Exercise objective
Copy every record below exactly.

Dataset
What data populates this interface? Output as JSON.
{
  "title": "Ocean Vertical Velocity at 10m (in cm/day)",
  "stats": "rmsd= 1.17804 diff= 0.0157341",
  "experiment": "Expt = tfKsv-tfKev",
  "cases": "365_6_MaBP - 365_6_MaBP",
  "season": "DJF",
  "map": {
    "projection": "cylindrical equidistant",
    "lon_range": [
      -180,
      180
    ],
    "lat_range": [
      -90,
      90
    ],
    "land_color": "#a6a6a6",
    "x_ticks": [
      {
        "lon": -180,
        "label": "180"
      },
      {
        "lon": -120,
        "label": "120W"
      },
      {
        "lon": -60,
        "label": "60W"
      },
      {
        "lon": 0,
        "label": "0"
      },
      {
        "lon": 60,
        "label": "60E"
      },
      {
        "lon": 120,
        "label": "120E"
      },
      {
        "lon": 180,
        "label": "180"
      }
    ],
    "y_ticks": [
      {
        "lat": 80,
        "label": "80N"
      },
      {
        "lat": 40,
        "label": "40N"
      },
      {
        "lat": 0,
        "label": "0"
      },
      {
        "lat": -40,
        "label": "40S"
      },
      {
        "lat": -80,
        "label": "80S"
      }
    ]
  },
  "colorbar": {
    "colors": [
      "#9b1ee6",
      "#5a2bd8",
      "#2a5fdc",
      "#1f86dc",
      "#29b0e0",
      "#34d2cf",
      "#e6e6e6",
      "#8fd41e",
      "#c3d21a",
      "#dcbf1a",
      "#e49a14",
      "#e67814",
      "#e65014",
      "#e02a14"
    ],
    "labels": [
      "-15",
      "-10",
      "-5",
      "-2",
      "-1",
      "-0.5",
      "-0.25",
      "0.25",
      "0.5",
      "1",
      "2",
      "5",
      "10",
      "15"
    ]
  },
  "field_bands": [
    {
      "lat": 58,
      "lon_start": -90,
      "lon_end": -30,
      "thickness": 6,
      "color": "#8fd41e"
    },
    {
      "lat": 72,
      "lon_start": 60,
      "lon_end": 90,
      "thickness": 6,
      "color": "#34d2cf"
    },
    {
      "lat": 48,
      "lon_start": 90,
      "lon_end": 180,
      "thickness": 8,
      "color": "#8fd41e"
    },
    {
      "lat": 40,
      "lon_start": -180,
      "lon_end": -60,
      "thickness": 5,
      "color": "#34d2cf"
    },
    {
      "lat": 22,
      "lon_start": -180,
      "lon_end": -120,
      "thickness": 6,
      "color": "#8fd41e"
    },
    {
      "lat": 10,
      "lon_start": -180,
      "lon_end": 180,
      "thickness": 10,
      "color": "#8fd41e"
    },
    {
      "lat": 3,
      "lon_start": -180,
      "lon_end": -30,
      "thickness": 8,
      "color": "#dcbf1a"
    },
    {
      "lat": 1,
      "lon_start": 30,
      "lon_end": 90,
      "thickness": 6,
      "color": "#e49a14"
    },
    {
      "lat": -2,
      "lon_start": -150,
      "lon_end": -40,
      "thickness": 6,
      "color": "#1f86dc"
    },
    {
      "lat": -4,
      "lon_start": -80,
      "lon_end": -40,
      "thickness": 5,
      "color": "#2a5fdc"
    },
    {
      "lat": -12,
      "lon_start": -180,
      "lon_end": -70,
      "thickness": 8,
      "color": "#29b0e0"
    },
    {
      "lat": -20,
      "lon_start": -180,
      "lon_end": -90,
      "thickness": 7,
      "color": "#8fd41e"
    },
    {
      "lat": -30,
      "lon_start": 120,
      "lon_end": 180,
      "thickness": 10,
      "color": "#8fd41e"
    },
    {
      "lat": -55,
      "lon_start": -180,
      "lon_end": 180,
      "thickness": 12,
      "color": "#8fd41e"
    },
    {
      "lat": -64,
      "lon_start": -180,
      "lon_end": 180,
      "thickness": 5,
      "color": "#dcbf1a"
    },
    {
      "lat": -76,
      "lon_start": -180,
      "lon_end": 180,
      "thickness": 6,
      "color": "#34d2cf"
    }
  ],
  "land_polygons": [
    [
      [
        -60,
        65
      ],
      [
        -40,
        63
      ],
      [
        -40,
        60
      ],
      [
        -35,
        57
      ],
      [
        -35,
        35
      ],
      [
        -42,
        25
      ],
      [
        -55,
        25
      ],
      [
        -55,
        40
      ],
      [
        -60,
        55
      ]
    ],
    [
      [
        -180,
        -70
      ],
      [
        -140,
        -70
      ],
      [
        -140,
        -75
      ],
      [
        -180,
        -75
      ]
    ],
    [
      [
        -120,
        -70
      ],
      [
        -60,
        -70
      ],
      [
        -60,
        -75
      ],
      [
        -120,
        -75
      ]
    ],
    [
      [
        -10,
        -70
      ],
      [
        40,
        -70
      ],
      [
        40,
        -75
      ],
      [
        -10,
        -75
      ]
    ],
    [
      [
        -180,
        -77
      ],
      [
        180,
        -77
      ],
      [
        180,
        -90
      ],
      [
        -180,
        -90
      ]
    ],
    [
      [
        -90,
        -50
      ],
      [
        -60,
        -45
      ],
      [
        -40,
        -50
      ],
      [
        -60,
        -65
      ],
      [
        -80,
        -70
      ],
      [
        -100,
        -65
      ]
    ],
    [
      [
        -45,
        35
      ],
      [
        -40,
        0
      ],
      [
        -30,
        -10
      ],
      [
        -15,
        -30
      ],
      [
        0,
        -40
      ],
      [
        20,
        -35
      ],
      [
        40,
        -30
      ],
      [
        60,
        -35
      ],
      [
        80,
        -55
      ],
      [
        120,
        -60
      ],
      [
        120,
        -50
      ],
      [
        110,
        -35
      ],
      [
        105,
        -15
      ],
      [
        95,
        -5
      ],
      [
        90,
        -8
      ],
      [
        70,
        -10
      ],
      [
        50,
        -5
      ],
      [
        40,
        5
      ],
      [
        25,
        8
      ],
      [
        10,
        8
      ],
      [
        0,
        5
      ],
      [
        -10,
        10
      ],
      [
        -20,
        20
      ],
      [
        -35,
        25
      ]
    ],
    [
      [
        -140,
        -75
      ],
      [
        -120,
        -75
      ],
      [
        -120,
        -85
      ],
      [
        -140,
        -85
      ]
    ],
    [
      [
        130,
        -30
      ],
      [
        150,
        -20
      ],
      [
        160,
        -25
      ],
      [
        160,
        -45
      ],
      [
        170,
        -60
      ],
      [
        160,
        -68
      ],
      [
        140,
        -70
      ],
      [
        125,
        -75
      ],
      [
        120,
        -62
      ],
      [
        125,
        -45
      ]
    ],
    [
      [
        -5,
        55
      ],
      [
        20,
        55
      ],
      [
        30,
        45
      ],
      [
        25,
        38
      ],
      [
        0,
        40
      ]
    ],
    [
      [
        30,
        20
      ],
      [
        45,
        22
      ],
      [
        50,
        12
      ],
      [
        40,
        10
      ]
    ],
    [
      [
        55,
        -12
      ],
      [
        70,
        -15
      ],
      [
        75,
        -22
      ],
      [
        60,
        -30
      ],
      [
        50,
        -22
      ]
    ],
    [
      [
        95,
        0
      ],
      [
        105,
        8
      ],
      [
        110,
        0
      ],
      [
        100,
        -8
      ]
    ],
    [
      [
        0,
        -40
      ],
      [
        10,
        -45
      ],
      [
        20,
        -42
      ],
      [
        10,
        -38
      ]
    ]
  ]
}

Finished answer
What data populates this interface? Output as JSON.
{
  "title": "Ocean Vertical Velocity at 10m (in cm/day)",
  "stats": "rmsd= 1.17804 diff= 0.0157341",
  "experiment": "Expt = tfKsv-tfKev",
  "cases": "365_6_MaBP - 365_6_MaBP",
  "season": "DJF",
  "map": {
    "projection": "cylindrical equidistant",
    "lon_range": [
      -180,
      180
    ],
    "lat_range": [
      -90,
      90
    ],
    "land_color": "#a6a6a6",
    "x_ticks": [
      {
        "lon": -180,
        "label": "180"
      },
      {
        "lon": -120,
        "label": "120W"
      },
      {
        "lon": -60,
        "label": "60W"
      },
      {
        "lon": 0,
        "label": "0"
      },
      {
        "lon": 60,
        "label": "60E"
      },
      {
        "lon": 120,
        "label": "120E"
      },
      {
        "lon": 180,
        "label": "180"
      }
    ],
    "y_ticks": [
      {
        "lat": 80,
        "label": "80N"
      },
      {
        "lat": 40,
        "label": "40N"
      },
      {
        "lat": 0,
        "label": "0"
      },
      {
        "lat": -40,
        "label": "40S"
      },
      {
        "lat": -80,
        "label": "80S"
      }
    ]
  },
  "colorbar": {
    "colors": [
      "#9b1ee6",
      "#5a2bd8",
      "#2a5fdc",
      "#1f86dc",
      "#29b0e0",
      "#34d2cf",
      "#e6e6e6",
      "#8fd41e",
      "#c3d21a",
      "#dcbf1a",
      "#e49a14",
      "#e67814",
      "#e65014",
      "#e02a14"
    ],
    "labels": [
      "-15",
      "-10",
      "-5",
      "-2",
      "-1",
      "-0.5",
      "-0.25",
      "0.25",
      "0.5",
      "1",
      "2",
      "5",
      "10",
      "15"
    ]
  },
  "field_bands": [
    {
      "lat": 58,
      "lon_start": -90,
      "lon_end": -30,
      "thickness": 6,
      "color": "#8fd41e"
    },
    {
      "lat": 72,
      "lon_start": 60,
      "lon_end": 90,
      "thickness": 6,
      "color": "#34d2cf"
    },
    {
      "lat": 48,
      "lon_start": 90,
      "lon_end": 180,
      "thickness": 8,
      "color": "#8fd41e"
    },
    {
      "lat": 40,
      "lon_start": -180,
      "lon_end": -60,
      "thickness": 5,
      "color": "#34d2cf"
    },
    {
      "lat": 22,
      "lon_start": -180,
      "lon_end": -120,
      "thickness": 6,
      "color": "#8fd41e"
    },
    {
      "lat": 10,
      "lon_start": -180,
      "lon_end": 180,
      "thickness": 10,
      "color": "#8fd41e"
    },
    {
      "lat": 3,
      "lon_start": -180,
      "lon_end": -30,
      "thickness": 8,
      "color": "#dcbf1a"
    },
    {
      "lat": 1,
      "lon_start": 30,
      "lon_end": 90,
      "thickness": 6,
      "color": "#e49a14"
    },
    {
      "lat": -2,
      "lon_start": -150,
      "lon_end": -40,
      "thickness": 6,
      "color": "#1f86dc"
    },
    {
      "lat": -4,
      "lon_start": -80,
      "lon_end": -40,
      "thickness": 5,
      "color": "#2a5fdc"
    },
    {
      "lat": -12,
      "lon_start": -180,
      "lon_end": -70,
      "thickness": 8,
      "color": "#29b0e0"
    },
    {
      "lat": -20,
      "lon_start": -180,
      "lon_end": -90,
      "thickness": 7,
      "color": "#8fd41e"
    },
    {
      "lat": -30,
      "lon_start": 120,
      "lon_end": 180,
      "thickness": 10,
      "color": "#8fd41e"
    },
    {
      "lat": -55,
      "lon_start": -180,
      "lon_end": 180,
      "thickness": 12,
      "color": "#8fd41e"
    },
    {
      "lat": -64,
      "lon_start": -180,
      "lon_end": 180,
      "thickness": 5,
      "color": "#dcbf1a"
    },
    {
      "lat": -76,
      "lon_start": -180,
      "lon_end": 180,
      "thickness": 6,
      "color": "#34d2cf"
    }
  ],
  "land_polygons": [
    [
      [
        -60,
        65
      ],
      [
        -40,
        63
      ],
      [
        -40,
        60
      ],
      [
        -35,
        57
      ],
      [
        -35,
        35
      ],
      [
        -42,
        25
      ],
      [
        -55,
        25
      ],
      [
        -55,
        40
      ],
      [
        -60,
        55
      ]
    ],
    [
      [
        -180,
        -70
      ],
      [
        -140,
        -70
      ],
      [
        -140,
        -75
      ],
      [
        -180,
        -75
      ]
    ],
    [
      [
        -120,
        -70
      ],
      [
        -60,
        -70
      ],
      [
        -60,
        -75
      ],
      [
        -120,
        -75
      ]
    ],
    [
      [
        -10,
        -70
      ],
      [
        40,
        -70
      ],
      [
        40,
        -75
      ],
      [
        -10,
        -75
      ]
    ],
    [
      [
        -180,
        -77
      ],
      [
        180,
        -77
      ],
      [
        180,
        -90
      ],
      [
        -180,
        -90
      ]
    ],
    [
      [
        -90,
        -50
      ],
      [
        -60,
        -45
      ],
      [
        -40,
        -50
      ],
      [
        -60,
        -65
      ],
      [
        -80,
        -70
      ],
      [
        -100,
        -65
      ]
    ],
    [
      [
        -45,
        35
      ],
      [
        -40,
        0
      ],
      [
        -30,
        -10
      ],
      [
        -15,
        -30
      ],
      [
        0,
        -40
      ],
      [
        20,
        -35
      ],
      [
        40,
        -30
      ],
      [
        60,
        -35
      ],
      [
        80,
        -55
      ],
      [
        120,
        -60
      ],
      [
        120,
        -50
      ],
      [
        110,
        -35
      ],
      [
        105,
        -15
      ],
      [
        95,
        -5
      ],
      [
        90,
        -8
      ],
      [
        70,
        -10
      ],
      [
        50,
        -5
      ],
      [
        40,
        5
      ],
      [
        25,
        8
      ],
      [
        10,
        8
      ],
      [
        0,
        5
      ],
      [
        -10,
        10
      ],
      [
        -20,
        20
      ],
      [
        -35,
        25
      ]
    ],
    [
      [
        -140,
        -75
      ],
      [
        -120,
        -75
      ],
      [
        -120,
        -85
      ],
      [
        -140,
        -85
      ]
    ],
    [
      [
        130,
        -30
      ],
      [
        150,
        -20
      ],
      [
        160,
        -25
      ],
      [
        160,
        -45
      ],
      [
        170,
        -60
      ],
      [
        160,
        -68
      ],
      [
        140,
        -70
      ],
      [
        125,
        -75
      ],
      [
        120,
        -62
      ],
      [
        125,
        -45
      ]
    ],
    [
      [
        -5,
        55
      ],
      [
        20,
        55
      ],
      [
        30,
        45
      ],
      [
        25,
        38
      ],
      [
        0,
        40
      ]
    ],
    [
      [
        30,
        20
      ],
      [
        45,
        22
      ],
      [
        50,
        12
      ],
      [
        40,
        10
      ]
    ],
    [
      [
        55,
        -12
      ],
      [
        70,
        -15
      ],
      [
        75,
        -22
      ],
      [
        60,
        -30
      ],
      [
        50,
        -22
      ]
    ],
    [
      [
        95,
        0
      ],
      [
        105,
        8
      ],
      [
        110,
        0
      ],
      [
        100,
        -8
      ]
    ],
    [
      [
        0,
        -40
      ],
      [
        10,
        -45
      ],
      [
        20,
        -42
      ],
      [
        10,
        -38
      ]
    ]
  ]
}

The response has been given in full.